-- start of RECORD EXTRACTS --

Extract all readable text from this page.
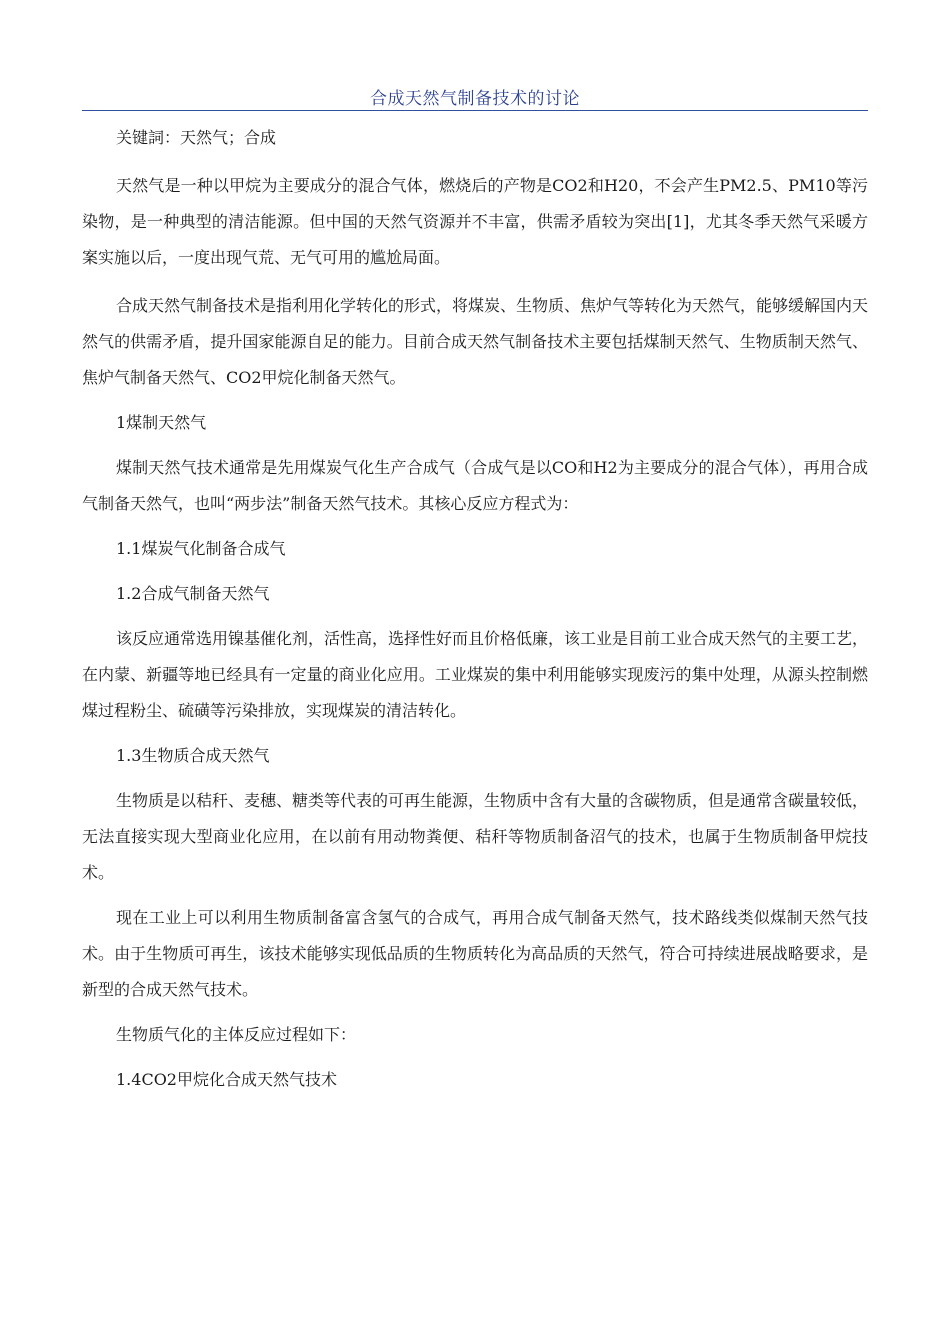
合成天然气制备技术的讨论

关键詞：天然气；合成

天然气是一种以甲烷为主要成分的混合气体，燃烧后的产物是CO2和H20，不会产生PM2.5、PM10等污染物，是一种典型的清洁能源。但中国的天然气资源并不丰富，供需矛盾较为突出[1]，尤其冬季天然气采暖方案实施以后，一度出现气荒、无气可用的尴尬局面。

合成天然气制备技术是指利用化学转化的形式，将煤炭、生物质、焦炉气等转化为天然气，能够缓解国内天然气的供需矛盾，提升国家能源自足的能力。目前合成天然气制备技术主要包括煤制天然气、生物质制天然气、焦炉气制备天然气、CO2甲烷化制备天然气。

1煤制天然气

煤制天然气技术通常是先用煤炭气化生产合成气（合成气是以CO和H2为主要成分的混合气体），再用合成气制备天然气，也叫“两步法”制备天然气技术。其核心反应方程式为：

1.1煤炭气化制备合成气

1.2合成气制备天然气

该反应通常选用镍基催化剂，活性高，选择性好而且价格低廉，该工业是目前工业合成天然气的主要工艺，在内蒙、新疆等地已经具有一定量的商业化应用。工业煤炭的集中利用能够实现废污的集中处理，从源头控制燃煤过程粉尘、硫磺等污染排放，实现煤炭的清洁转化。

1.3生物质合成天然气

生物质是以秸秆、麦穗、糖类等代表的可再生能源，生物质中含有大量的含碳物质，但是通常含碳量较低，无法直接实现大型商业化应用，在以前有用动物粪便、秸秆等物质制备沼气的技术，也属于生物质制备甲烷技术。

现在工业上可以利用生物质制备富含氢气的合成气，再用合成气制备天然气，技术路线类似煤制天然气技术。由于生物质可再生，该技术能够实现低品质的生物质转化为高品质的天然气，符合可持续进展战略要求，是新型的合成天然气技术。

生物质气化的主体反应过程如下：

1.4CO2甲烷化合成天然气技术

-- end of RECORD EXTRACTS --

**THE TASK:** Repeat the entries exactly and keep the pictures out of the copy.

**EXPECTED ANSWER:**
Extract all readable text from this page.
合成天然气制备技术的讨论

关键詞：天然气；合成

天然气是一种以甲烷为主要成分的混合气体，燃烧后的产物是CO2和H20，不会产生PM2.5、PM10等污染物，是一种典型的清洁能源。但中国的天然气资源并不丰富，供需矛盾较为突出[1]，尤其冬季天然气采暖方案实施以后，一度出现气荒、无气可用的尴尬局面。

合成天然气制备技术是指利用化学转化的形式，将煤炭、生物质、焦炉气等转化为天然气，能够缓解国内天然气的供需矛盾，提升国家能源自足的能力。目前合成天然气制备技术主要包括煤制天然气、生物质制天然气、焦炉气制备天然气、CO2甲烷化制备天然气。

1煤制天然气

煤制天然气技术通常是先用煤炭气化生产合成气（合成气是以CO和H2为主要成分的混合气体），再用合成气制备天然气，也叫“两步法”制备天然气技术。其核心反应方程式为：

1.1煤炭气化制备合成气

1.2合成气制备天然气

该反应通常选用镍基催化剂，活性高，选择性好而且价格低廉，该工业是目前工业合成天然气的主要工艺，在内蒙、新疆等地已经具有一定量的商业化应用。工业煤炭的集中利用能够实现废污的集中处理，从源头控制燃煤过程粉尘、硫磺等污染排放，实现煤炭的清洁转化。

1.3生物质合成天然气

生物质是以秸秆、麦穗、糖类等代表的可再生能源，生物质中含有大量的含碳物质，但是通常含碳量较低，无法直接实现大型商业化应用，在以前有用动物粪便、秸秆等物质制备沼气的技术，也属于生物质制备甲烷技术。

现在工业上可以利用生物质制备富含氢气的合成气，再用合成气制备天然气，技术路线类似煤制天然气技术。由于生物质可再生，该技术能够实现低品质的生物质转化为高品质的天然气，符合可持续进展战略要求，是新型的合成天然气技术。

生物质气化的主体反应过程如下：

1.4CO2甲烷化合成天然气技术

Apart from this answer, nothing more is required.